### TASK DETAILS
Return every line of the listing below unchanged, character for character.

[Stored data entries]
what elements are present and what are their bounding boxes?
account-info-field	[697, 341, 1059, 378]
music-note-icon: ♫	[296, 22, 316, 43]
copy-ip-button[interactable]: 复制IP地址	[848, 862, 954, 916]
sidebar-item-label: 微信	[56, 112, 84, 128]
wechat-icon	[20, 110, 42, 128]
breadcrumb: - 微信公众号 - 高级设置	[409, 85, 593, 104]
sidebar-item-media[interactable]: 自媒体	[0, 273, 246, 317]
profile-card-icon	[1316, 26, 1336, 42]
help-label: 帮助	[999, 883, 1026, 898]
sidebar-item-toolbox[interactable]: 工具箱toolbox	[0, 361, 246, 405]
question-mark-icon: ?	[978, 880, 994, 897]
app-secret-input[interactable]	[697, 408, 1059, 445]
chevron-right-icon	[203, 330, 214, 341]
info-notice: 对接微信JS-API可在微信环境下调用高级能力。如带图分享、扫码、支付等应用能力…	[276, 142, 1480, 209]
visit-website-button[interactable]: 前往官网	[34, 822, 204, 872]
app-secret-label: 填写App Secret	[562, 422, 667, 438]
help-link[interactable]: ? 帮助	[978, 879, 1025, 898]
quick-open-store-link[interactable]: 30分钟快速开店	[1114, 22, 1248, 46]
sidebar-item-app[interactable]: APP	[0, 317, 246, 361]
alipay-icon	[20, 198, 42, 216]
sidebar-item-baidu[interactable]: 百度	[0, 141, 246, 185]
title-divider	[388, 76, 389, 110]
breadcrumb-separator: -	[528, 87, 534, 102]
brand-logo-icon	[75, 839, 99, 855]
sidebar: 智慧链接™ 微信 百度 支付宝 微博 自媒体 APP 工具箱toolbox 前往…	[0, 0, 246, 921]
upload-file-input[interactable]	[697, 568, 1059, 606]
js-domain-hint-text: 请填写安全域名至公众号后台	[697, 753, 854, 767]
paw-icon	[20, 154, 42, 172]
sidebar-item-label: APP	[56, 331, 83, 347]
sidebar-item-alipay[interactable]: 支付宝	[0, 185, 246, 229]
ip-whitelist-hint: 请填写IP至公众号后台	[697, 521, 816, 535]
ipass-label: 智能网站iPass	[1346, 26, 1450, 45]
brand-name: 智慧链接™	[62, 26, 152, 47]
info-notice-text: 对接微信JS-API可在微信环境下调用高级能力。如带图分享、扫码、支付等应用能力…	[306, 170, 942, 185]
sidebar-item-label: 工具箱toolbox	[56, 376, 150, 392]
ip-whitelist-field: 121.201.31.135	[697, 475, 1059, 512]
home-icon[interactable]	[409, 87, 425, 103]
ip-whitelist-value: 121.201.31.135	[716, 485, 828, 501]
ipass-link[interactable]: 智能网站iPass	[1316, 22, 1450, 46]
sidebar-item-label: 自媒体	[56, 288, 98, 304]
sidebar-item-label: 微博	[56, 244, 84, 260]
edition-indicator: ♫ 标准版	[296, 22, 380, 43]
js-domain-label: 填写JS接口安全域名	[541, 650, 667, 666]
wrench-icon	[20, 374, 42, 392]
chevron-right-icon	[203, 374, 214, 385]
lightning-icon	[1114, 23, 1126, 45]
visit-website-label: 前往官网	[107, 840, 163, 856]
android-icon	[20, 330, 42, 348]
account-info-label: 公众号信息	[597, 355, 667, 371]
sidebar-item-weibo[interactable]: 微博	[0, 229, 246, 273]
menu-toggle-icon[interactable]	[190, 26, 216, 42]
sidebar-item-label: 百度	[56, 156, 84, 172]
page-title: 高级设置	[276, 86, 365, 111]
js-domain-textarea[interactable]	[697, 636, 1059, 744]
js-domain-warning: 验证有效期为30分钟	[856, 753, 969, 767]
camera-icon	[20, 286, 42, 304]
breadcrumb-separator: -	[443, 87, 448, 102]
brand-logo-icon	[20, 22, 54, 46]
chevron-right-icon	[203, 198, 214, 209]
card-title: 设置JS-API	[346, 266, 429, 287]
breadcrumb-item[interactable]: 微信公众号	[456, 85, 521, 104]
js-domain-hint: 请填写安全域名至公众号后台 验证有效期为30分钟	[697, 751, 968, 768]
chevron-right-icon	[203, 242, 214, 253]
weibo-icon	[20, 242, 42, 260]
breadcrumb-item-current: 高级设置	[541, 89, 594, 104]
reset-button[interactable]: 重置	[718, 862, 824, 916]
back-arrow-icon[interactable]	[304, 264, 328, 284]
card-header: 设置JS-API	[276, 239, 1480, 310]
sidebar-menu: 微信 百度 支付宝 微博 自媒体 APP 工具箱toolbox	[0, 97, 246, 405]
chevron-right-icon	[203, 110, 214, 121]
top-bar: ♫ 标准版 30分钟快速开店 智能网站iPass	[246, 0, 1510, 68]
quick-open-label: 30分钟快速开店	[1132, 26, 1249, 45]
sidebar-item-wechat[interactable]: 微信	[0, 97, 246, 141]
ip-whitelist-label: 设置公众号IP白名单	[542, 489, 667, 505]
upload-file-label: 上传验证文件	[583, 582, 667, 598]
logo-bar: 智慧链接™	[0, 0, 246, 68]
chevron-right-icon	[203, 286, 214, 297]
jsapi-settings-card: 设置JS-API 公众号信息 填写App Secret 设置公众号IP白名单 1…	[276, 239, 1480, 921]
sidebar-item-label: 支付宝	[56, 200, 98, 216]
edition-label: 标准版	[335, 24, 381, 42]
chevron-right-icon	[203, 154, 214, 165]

### CORRECT RESPONSE
what elements are present and what are their bounding boxes?
account-info-field	[697, 341, 1059, 378]
music-note-icon: ♫	[296, 22, 316, 43]
copy-ip-button[interactable]: 复制IP地址	[848, 862, 954, 916]
sidebar-item-label: 微信	[56, 112, 84, 128]
wechat-icon	[20, 110, 42, 128]
breadcrumb: - 微信公众号 - 高级设置	[409, 85, 593, 104]
sidebar-item-media[interactable]: 自媒体	[0, 273, 246, 317]
profile-card-icon	[1316, 26, 1336, 42]
help-label: 帮助	[999, 883, 1026, 898]
sidebar-item-toolbox[interactable]: 工具箱toolbox	[0, 361, 246, 405]
question-mark-icon: ?	[978, 880, 994, 897]
app-secret-input[interactable]	[697, 408, 1059, 445]
chevron-right-icon	[203, 330, 214, 341]
info-notice: 对接微信JS-API可在微信环境下调用高级能力。如带图分享、扫码、支付等应用能力…	[276, 142, 1480, 209]
visit-website-button[interactable]: 前往官网	[34, 822, 204, 872]
app-secret-label: 填写App Secret	[562, 422, 667, 438]
help-link[interactable]: ? 帮助	[978, 879, 1025, 898]
quick-open-store-link[interactable]: 30分钟快速开店	[1114, 22, 1248, 46]
sidebar-item-app[interactable]: APP	[0, 317, 246, 361]
alipay-icon	[20, 198, 42, 216]
sidebar-item-baidu[interactable]: 百度	[0, 141, 246, 185]
title-divider	[388, 76, 389, 110]
breadcrumb-separator: -	[528, 87, 534, 102]
brand-logo-icon	[75, 839, 99, 855]
sidebar: 智慧链接™ 微信 百度 支付宝 微博 自媒体 APP 工具箱toolbox 前往…	[0, 0, 246, 921]
upload-file-input[interactable]	[697, 568, 1059, 606]
js-domain-hint-text: 请填写安全域名至公众号后台	[697, 753, 854, 767]
paw-icon	[20, 154, 42, 172]
sidebar-item-label: APP	[56, 331, 83, 347]
sidebar-item-alipay[interactable]: 支付宝	[0, 185, 246, 229]
ip-whitelist-hint: 请填写IP至公众号后台	[697, 521, 816, 535]
ipass-label: 智能网站iPass	[1346, 26, 1450, 45]
brand-name: 智慧链接™	[62, 26, 152, 47]
info-notice-text: 对接微信JS-API可在微信环境下调用高级能力。如带图分享、扫码、支付等应用能力…	[306, 170, 942, 185]
sidebar-item-label: 工具箱toolbox	[56, 376, 150, 392]
ip-whitelist-field: 121.201.31.135	[697, 475, 1059, 512]
home-icon[interactable]	[409, 87, 425, 103]
ip-whitelist-value: 121.201.31.135	[716, 485, 828, 501]
ipass-link[interactable]: 智能网站iPass	[1316, 22, 1450, 46]
sidebar-item-label: 自媒体	[56, 288, 98, 304]
sidebar-item-label: 微博	[56, 244, 84, 260]
edition-indicator: ♫ 标准版	[296, 22, 380, 43]
js-domain-label: 填写JS接口安全域名	[541, 650, 667, 666]
wrench-icon	[20, 374, 42, 392]
chevron-right-icon	[203, 374, 214, 385]
lightning-icon	[1114, 23, 1126, 45]
visit-website-label: 前往官网	[107, 840, 163, 856]
android-icon	[20, 330, 42, 348]
account-info-label: 公众号信息	[597, 355, 667, 371]
sidebar-item-weibo[interactable]: 微博	[0, 229, 246, 273]
menu-toggle-icon[interactable]	[190, 26, 216, 42]
sidebar-item-label: 百度	[56, 156, 84, 172]
page-title: 高级设置	[276, 86, 365, 111]
js-domain-textarea[interactable]	[697, 636, 1059, 744]
js-domain-warning: 验证有效期为30分钟	[856, 753, 969, 767]
camera-icon	[20, 286, 42, 304]
breadcrumb-separator: -	[443, 87, 448, 102]
brand-logo-icon	[20, 22, 54, 46]
chevron-right-icon	[203, 198, 214, 209]
card-title: 设置JS-API	[346, 266, 429, 287]
breadcrumb-item[interactable]: 微信公众号	[456, 85, 521, 104]
js-domain-hint: 请填写安全域名至公众号后台 验证有效期为30分钟	[697, 751, 968, 768]
chevron-right-icon	[203, 242, 214, 253]
weibo-icon	[20, 242, 42, 260]
breadcrumb-item-current: 高级设置	[541, 89, 594, 104]
reset-button[interactable]: 重置	[718, 862, 824, 916]
back-arrow-icon[interactable]	[304, 264, 328, 284]
card-header: 设置JS-API	[276, 239, 1480, 310]
sidebar-menu: 微信 百度 支付宝 微博 自媒体 APP 工具箱toolbox	[0, 97, 246, 405]
chevron-right-icon	[203, 110, 214, 121]
top-bar: ♫ 标准版 30分钟快速开店 智能网站iPass	[246, 0, 1510, 68]
quick-open-label: 30分钟快速开店	[1132, 26, 1249, 45]
sidebar-item-wechat[interactable]: 微信	[0, 97, 246, 141]
ip-whitelist-label: 设置公众号IP白名单	[542, 489, 667, 505]
upload-file-label: 上传验证文件	[583, 582, 667, 598]
logo-bar: 智慧链接™	[0, 0, 246, 68]
chevron-right-icon	[203, 286, 214, 297]
jsapi-settings-card: 设置JS-API 公众号信息 填写App Secret 设置公众号IP白名单 1…	[276, 239, 1480, 921]
sidebar-item-label: 支付宝	[56, 200, 98, 216]
edition-label: 标准版	[335, 24, 381, 42]
chevron-right-icon	[203, 154, 214, 165]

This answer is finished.